● **SHORT TASK**: Set down the material below in full, matching it exactly.

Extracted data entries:
__________________________________________________

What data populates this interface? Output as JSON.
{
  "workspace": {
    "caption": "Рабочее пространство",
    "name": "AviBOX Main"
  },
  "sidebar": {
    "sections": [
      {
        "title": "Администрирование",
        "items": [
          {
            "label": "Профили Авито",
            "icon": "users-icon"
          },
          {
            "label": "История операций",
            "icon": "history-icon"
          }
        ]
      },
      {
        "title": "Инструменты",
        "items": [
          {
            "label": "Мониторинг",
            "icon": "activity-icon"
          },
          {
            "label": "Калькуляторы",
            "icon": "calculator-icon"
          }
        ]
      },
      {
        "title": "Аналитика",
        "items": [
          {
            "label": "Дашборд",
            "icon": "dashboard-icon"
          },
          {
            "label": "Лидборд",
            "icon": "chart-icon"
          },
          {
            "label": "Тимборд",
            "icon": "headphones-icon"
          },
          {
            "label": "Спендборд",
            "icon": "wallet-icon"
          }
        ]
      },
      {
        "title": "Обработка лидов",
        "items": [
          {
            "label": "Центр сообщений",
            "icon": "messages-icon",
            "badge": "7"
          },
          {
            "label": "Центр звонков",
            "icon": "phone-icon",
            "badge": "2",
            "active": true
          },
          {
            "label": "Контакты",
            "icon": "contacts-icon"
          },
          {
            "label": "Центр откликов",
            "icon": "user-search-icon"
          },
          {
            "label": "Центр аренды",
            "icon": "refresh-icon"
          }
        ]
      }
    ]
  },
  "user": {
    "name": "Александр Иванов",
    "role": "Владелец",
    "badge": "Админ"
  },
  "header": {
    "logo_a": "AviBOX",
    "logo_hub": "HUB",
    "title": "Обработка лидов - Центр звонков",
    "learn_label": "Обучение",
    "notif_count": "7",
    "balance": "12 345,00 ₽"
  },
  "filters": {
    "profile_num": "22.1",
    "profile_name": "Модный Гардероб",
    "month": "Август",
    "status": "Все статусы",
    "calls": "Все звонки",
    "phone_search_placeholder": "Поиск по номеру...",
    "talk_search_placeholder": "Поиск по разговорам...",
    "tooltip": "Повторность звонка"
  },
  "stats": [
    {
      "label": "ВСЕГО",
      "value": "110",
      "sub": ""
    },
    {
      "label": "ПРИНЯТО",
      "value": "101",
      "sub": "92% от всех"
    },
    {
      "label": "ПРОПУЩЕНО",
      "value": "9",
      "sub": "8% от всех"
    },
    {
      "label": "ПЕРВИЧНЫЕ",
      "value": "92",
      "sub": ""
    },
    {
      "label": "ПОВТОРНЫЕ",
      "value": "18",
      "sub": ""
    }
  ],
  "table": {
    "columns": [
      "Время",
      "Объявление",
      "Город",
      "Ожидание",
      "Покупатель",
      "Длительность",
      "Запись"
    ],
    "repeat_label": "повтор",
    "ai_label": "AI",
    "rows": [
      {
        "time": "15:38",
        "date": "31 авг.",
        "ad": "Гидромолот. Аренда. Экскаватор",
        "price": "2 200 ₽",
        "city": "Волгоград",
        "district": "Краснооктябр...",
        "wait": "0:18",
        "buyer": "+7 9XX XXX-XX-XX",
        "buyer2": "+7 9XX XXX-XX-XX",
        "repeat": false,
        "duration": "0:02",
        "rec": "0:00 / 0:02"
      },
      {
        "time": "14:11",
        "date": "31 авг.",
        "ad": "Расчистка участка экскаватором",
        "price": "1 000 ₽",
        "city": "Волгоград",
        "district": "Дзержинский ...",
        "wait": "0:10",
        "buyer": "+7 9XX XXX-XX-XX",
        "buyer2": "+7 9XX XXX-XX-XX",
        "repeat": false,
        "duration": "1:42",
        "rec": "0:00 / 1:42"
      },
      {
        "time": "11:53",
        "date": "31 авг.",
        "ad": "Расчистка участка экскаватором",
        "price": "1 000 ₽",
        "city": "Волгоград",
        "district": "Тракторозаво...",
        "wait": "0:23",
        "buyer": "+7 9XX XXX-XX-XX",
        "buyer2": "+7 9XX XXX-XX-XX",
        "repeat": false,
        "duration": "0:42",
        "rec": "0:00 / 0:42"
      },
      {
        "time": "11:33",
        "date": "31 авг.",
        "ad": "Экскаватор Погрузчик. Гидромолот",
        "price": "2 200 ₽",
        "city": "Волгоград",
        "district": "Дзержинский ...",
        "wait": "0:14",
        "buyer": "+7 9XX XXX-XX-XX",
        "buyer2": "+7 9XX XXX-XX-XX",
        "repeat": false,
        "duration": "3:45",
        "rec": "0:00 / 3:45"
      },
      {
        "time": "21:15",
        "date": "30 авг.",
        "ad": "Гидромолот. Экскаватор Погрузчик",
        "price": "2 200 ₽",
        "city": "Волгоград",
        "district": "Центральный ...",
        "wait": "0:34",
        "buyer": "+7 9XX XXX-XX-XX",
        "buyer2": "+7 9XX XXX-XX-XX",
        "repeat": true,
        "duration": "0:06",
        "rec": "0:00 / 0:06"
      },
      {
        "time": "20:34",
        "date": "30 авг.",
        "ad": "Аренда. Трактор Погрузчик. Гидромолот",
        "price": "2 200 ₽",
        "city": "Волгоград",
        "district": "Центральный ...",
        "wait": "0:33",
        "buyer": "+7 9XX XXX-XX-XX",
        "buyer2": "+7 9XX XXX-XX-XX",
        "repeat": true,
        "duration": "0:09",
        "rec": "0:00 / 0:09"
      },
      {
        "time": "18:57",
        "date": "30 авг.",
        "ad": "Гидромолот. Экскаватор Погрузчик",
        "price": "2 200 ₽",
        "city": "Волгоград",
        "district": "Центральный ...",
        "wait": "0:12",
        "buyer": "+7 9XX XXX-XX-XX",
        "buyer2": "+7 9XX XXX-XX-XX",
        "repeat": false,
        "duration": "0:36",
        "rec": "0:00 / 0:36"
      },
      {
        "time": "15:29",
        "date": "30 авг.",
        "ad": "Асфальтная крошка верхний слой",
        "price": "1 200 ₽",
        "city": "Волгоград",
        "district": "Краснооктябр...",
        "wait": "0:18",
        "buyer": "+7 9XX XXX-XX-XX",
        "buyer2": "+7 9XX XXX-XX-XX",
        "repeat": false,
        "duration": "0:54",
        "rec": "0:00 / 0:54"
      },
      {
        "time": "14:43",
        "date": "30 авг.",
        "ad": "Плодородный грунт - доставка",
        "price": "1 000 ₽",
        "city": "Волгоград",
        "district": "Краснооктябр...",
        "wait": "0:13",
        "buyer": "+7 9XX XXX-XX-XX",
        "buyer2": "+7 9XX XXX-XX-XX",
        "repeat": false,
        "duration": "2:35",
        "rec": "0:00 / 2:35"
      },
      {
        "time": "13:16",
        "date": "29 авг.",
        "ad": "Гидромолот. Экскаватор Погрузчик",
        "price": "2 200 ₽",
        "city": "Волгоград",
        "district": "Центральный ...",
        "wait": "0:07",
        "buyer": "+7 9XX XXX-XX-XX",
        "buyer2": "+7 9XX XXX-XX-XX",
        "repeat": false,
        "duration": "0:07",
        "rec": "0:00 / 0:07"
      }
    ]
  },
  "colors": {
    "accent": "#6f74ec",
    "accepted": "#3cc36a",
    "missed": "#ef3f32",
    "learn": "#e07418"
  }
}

__________________________________________________

● **REPLY**:
What data populates this interface? Output as JSON.
{
  "workspace": {
    "caption": "Рабочее пространство",
    "name": "AviBOX Main"
  },
  "sidebar": {
    "sections": [
      {
        "title": "Администрирование",
        "items": [
          {
            "label": "Профили Авито",
            "icon": "users-icon"
          },
          {
            "label": "История операций",
            "icon": "history-icon"
          }
        ]
      },
      {
        "title": "Инструменты",
        "items": [
          {
            "label": "Мониторинг",
            "icon": "activity-icon"
          },
          {
            "label": "Калькуляторы",
            "icon": "calculator-icon"
          }
        ]
      },
      {
        "title": "Аналитика",
        "items": [
          {
            "label": "Дашборд",
            "icon": "dashboard-icon"
          },
          {
            "label": "Лидборд",
            "icon": "chart-icon"
          },
          {
            "label": "Тимборд",
            "icon": "headphones-icon"
          },
          {
            "label": "Спендборд",
            "icon": "wallet-icon"
          }
        ]
      },
      {
        "title": "Обработка лидов",
        "items": [
          {
            "label": "Центр сообщений",
            "icon": "messages-icon",
            "badge": "7"
          },
          {
            "label": "Центр звонков",
            "icon": "phone-icon",
            "badge": "2",
            "active": true
          },
          {
            "label": "Контакты",
            "icon": "contacts-icon"
          },
          {
            "label": "Центр откликов",
            "icon": "user-search-icon"
          },
          {
            "label": "Центр аренды",
            "icon": "refresh-icon"
          }
        ]
      }
    ]
  },
  "user": {
    "name": "Александр Иванов",
    "role": "Владелец",
    "badge": "Админ"
  },
  "header": {
    "logo_a": "AviBOX",
    "logo_hub": "HUB",
    "title": "Обработка лидов - Центр звонков",
    "learn_label": "Обучение",
    "notif_count": "7",
    "balance": "12 345,00 ₽"
  },
  "filters": {
    "profile_num": "22.1",
    "profile_name": "Модный Гардероб",
    "month": "Август",
    "status": "Все статусы",
    "calls": "Все звонки",
    "phone_search_placeholder": "Поиск по номеру...",
    "talk_search_placeholder": "Поиск по разговорам...",
    "tooltip": "Повторность звонка"
  },
  "stats": [
    {
      "label": "ВСЕГО",
      "value": "110",
      "sub": ""
    },
    {
      "label": "ПРИНЯТО",
      "value": "101",
      "sub": "92% от всех"
    },
    {
      "label": "ПРОПУЩЕНО",
      "value": "9",
      "sub": "8% от всех"
    },
    {
      "label": "ПЕРВИЧНЫЕ",
      "value": "92",
      "sub": ""
    },
    {
      "label": "ПОВТОРНЫЕ",
      "value": "18",
      "sub": ""
    }
  ],
  "table": {
    "columns": [
      "Время",
      "Объявление",
      "Город",
      "Ожидание",
      "Покупатель",
      "Длительность",
      "Запись"
    ],
    "repeat_label": "повтор",
    "ai_label": "AI",
    "rows": [
      {
        "time": "15:38",
        "date": "31 авг.",
        "ad": "Гидромолот. Аренда. Экскаватор",
        "price": "2 200 ₽",
        "city": "Волгоград",
        "district": "Краснооктябр...",
        "wait": "0:18",
        "buyer": "+7 9XX XXX-XX-XX",
        "buyer2": "+7 9XX XXX-XX-XX",
        "repeat": false,
        "duration": "0:02",
        "rec": "0:00 / 0:02"
      },
      {
        "time": "14:11",
        "date": "31 авг.",
        "ad": "Расчистка участка экскаватором",
        "price": "1 000 ₽",
        "city": "Волгоград",
        "district": "Дзержинский ...",
        "wait": "0:10",
        "buyer": "+7 9XX XXX-XX-XX",
        "buyer2": "+7 9XX XXX-XX-XX",
        "repeat": false,
        "duration": "1:42",
        "rec": "0:00 / 1:42"
      },
      {
        "time": "11:53",
        "date": "31 авг.",
        "ad": "Расчистка участка экскаватором",
        "price": "1 000 ₽",
        "city": "Волгоград",
        "district": "Тракторозаво...",
        "wait": "0:23",
        "buyer": "+7 9XX XXX-XX-XX",
        "buyer2": "+7 9XX XXX-XX-XX",
        "repeat": false,
        "duration": "0:42",
        "rec": "0:00 / 0:42"
      },
      {
        "time": "11:33",
        "date": "31 авг.",
        "ad": "Экскаватор Погрузчик. Гидромолот",
        "price": "2 200 ₽",
        "city": "Волгоград",
        "district": "Дзержинский ...",
        "wait": "0:14",
        "buyer": "+7 9XX XXX-XX-XX",
        "buyer2": "+7 9XX XXX-XX-XX",
        "repeat": false,
        "duration": "3:45",
        "rec": "0:00 / 3:45"
      },
      {
        "time": "21:15",
        "date": "30 авг.",
        "ad": "Гидромолот. Экскаватор Погрузчик",
        "price": "2 200 ₽",
        "city": "Волгоград",
        "district": "Центральный ...",
        "wait": "0:34",
        "buyer": "+7 9XX XXX-XX-XX",
        "buyer2": "+7 9XX XXX-XX-XX",
        "repeat": true,
        "duration": "0:06",
        "rec": "0:00 / 0:06"
      },
      {
        "time": "20:34",
        "date": "30 авг.",
        "ad": "Аренда. Трактор Погрузчик. Гидромолот",
        "price": "2 200 ₽",
        "city": "Волгоград",
        "district": "Центральный ...",
        "wait": "0:33",
        "buyer": "+7 9XX XXX-XX-XX",
        "buyer2": "+7 9XX XXX-XX-XX",
        "repeat": true,
        "duration": "0:09",
        "rec": "0:00 / 0:09"
      },
      {
        "time": "18:57",
        "date": "30 авг.",
        "ad": "Гидромолот. Экскаватор Погрузчик",
        "price": "2 200 ₽",
        "city": "Волгоград",
        "district": "Центральный ...",
        "wait": "0:12",
        "buyer": "+7 9XX XXX-XX-XX",
        "buyer2": "+7 9XX XXX-XX-XX",
        "repeat": false,
        "duration": "0:36",
        "rec": "0:00 / 0:36"
      },
      {
        "time": "15:29",
        "date": "30 авг.",
        "ad": "Асфальтная крошка верхний слой",
        "price": "1 200 ₽",
        "city": "Волгоград",
        "district": "Краснооктябр...",
        "wait": "0:18",
        "buyer": "+7 9XX XXX-XX-XX",
        "buyer2": "+7 9XX XXX-XX-XX",
        "repeat": false,
        "duration": "0:54",
        "rec": "0:00 / 0:54"
      },
      {
        "time": "14:43",
        "date": "30 авг.",
        "ad": "Плодородный грунт - доставка",
        "price": "1 000 ₽",
        "city": "Волгоград",
        "district": "Краснооктябр...",
        "wait": "0:13",
        "buyer": "+7 9XX XXX-XX-XX",
        "buyer2": "+7 9XX XXX-XX-XX",
        "repeat": false,
        "duration": "2:35",
        "rec": "0:00 / 2:35"
      },
      {
        "time": "13:16",
        "date": "29 авг.",
        "ad": "Гидромолот. Экскаватор Погрузчик",
        "price": "2 200 ₽",
        "city": "Волгоград",
        "district": "Центральный ...",
        "wait": "0:07",
        "buyer": "+7 9XX XXX-XX-XX",
        "buyer2": "+7 9XX XXX-XX-XX",
        "repeat": false,
        "duration": "0:07",
        "rec": "0:00 / 0:07"
      }
    ]
  },
  "colors": {
    "accent": "#6f74ec",
    "accepted": "#3cc36a",
    "missed": "#ef3f32",
    "learn": "#e07418"
  }
}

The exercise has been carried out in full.